## Set exercise
Each line that holds the word "wattage" should be returned.

## Excerpted data
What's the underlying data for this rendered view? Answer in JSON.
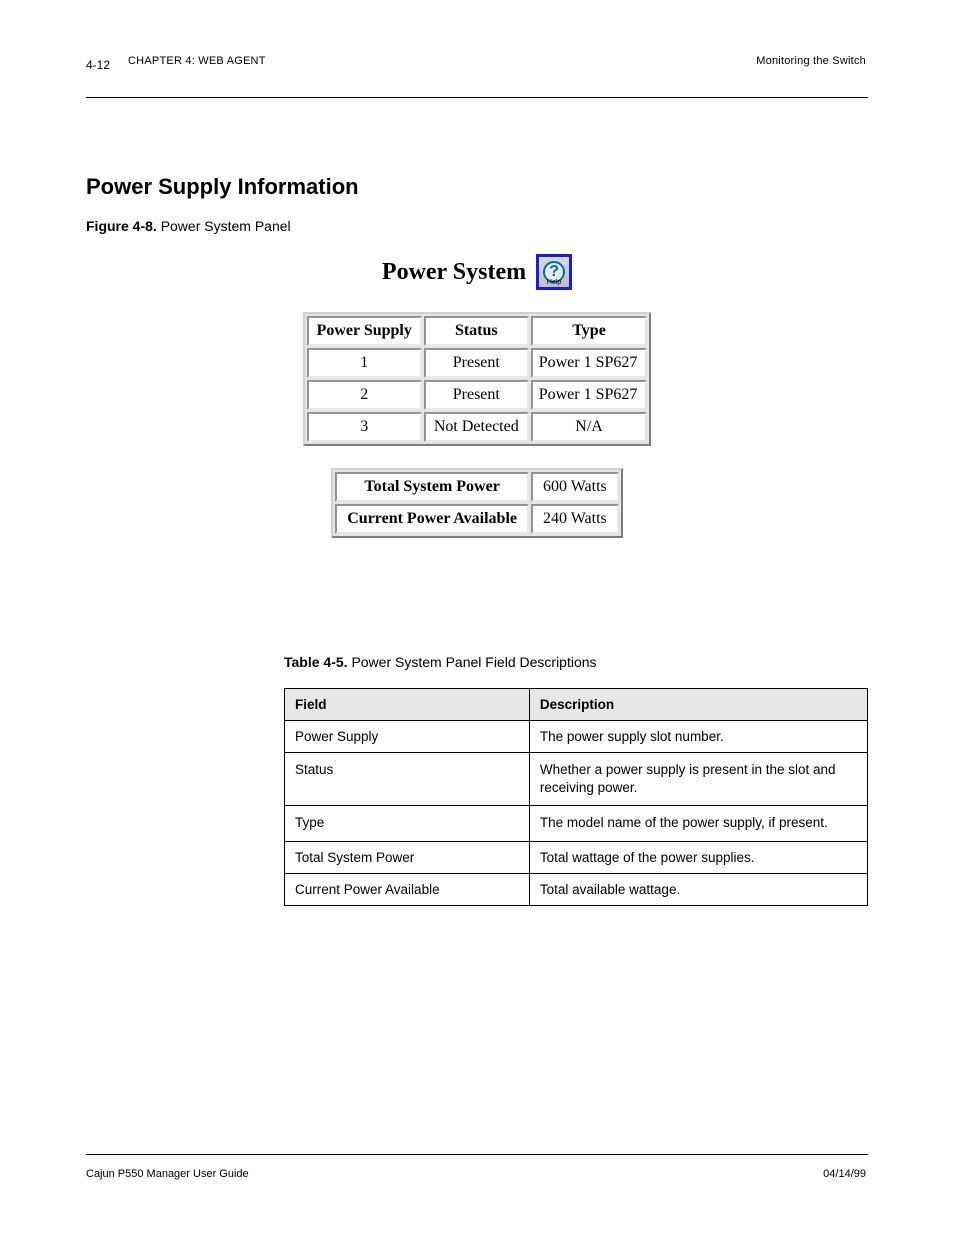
{
  "header": {
    "page_num": "4-12",
    "left": "CHAPTER 4: WEB AGENT",
    "right": "Monitoring the Switch"
  },
  "section_title": "Power Supply Information",
  "figure": {
    "label": "Figure 4-8. ",
    "title": "Power System Panel"
  },
  "panel": {
    "title": "Power System",
    "help_label": "Help",
    "ps_table": {
      "headers": [
        "Power Supply",
        "Status",
        "Type"
      ],
      "rows": [
        {
          "supply": "1",
          "status": "Present",
          "type": "Power 1 SP627"
        },
        {
          "supply": "2",
          "status": "Present",
          "type": "Power 1 SP627"
        },
        {
          "supply": "3",
          "status": "Not Detected",
          "type": "N/A"
        }
      ]
    },
    "summary": {
      "rows": [
        {
          "label": "Total System Power",
          "value": "600 Watts"
        },
        {
          "label": "Current Power Available",
          "value": "240 Watts"
        }
      ]
    }
  },
  "desc_table": {
    "label": "Table 4-5. ",
    "title": "Power System Panel Field Descriptions",
    "headers": [
      "Field",
      "Description"
    ],
    "rows": [
      {
        "field": "Power Supply",
        "desc": "The power supply slot number."
      },
      {
        "field": "Status",
        "desc": "Whether a power supply is present in the slot and receiving power."
      },
      {
        "field": "Type",
        "desc": "The model name of the power supply, if present."
      },
      {
        "field": "Total System Power",
        "desc": "Total wattage of the power supplies."
      },
      {
        "field": "Current Power Available",
        "desc": "Total available wattage."
      }
    ]
  },
  "footer": {
    "left": "Cajun P550 Manager User Guide",
    "right": "04/14/99"
  }
}
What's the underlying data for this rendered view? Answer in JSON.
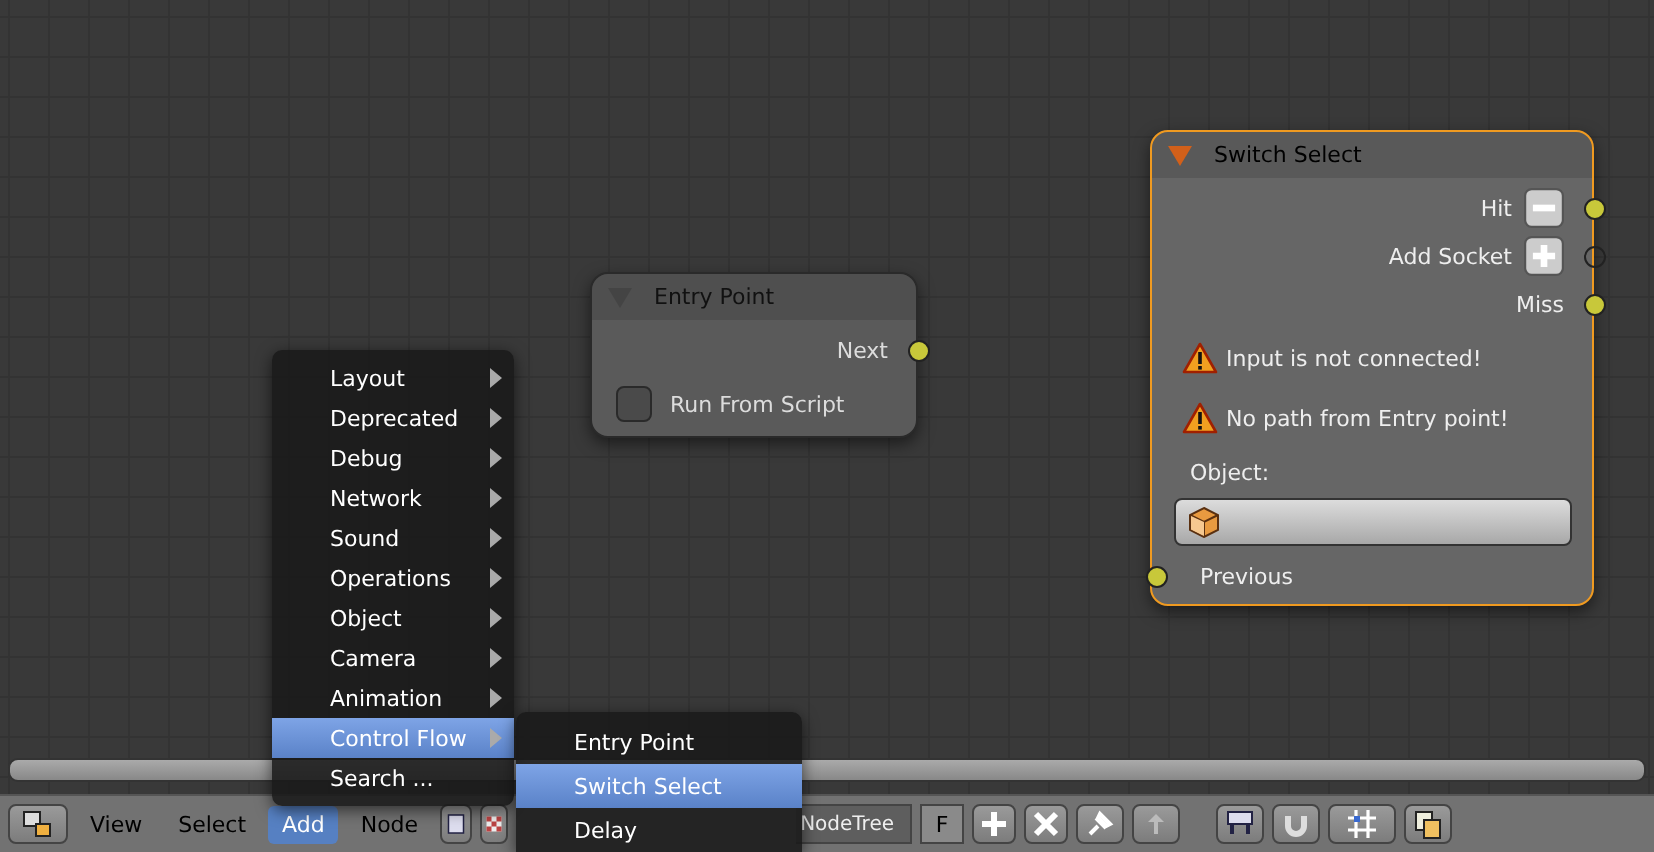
{
  "nodes": [
    {
      "title": "Entry Point",
      "active": false,
      "outputs": [
        {
          "label": "Next",
          "kind": "plain",
          "socket_filled": true
        }
      ],
      "checkbox": {
        "label": "Run From Script",
        "checked": false
      }
    },
    {
      "title": "Switch Select",
      "active": true,
      "outputs": [
        {
          "label": "Hit",
          "kind": "minus",
          "socket_filled": true
        },
        {
          "label": "Add Socket",
          "kind": "plus",
          "socket_filled": false
        },
        {
          "label": "Miss",
          "kind": "plain",
          "socket_filled": true
        }
      ],
      "warnings": [
        "Input is not connected!",
        "No path from Entry point!"
      ],
      "object_label": "Object:",
      "inputs": [
        {
          "label": "Previous",
          "socket_filled": true
        }
      ]
    }
  ],
  "add_menu": {
    "items": [
      {
        "label": "Layout",
        "submenu": true,
        "selected": false
      },
      {
        "label": "Deprecated",
        "submenu": true,
        "selected": false
      },
      {
        "label": "Debug",
        "submenu": true,
        "selected": false
      },
      {
        "label": "Network",
        "submenu": true,
        "selected": false
      },
      {
        "label": "Sound",
        "submenu": true,
        "selected": false
      },
      {
        "label": "Operations",
        "submenu": true,
        "selected": false
      },
      {
        "label": "Object",
        "submenu": true,
        "selected": false
      },
      {
        "label": "Camera",
        "submenu": true,
        "selected": false
      },
      {
        "label": "Animation",
        "submenu": true,
        "selected": false
      },
      {
        "label": "Control Flow",
        "submenu": true,
        "selected": true
      },
      {
        "label": "Search ...",
        "submenu": false,
        "selected": false
      }
    ]
  },
  "submenu": {
    "items": [
      {
        "label": "Entry Point",
        "selected": false
      },
      {
        "label": "Switch Select",
        "selected": true
      },
      {
        "label": "Delay",
        "selected": false
      }
    ]
  },
  "header": {
    "menus": [
      {
        "label": "View",
        "selected": false
      },
      {
        "label": "Select",
        "selected": false
      },
      {
        "label": "Add",
        "selected": true
      },
      {
        "label": "Node",
        "selected": false
      }
    ],
    "node_tree": "NodeTree",
    "fake_user": "F"
  }
}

## Exercise result
        "desc": "Total wattage of the power supplies."
        "desc": "Total available wattage."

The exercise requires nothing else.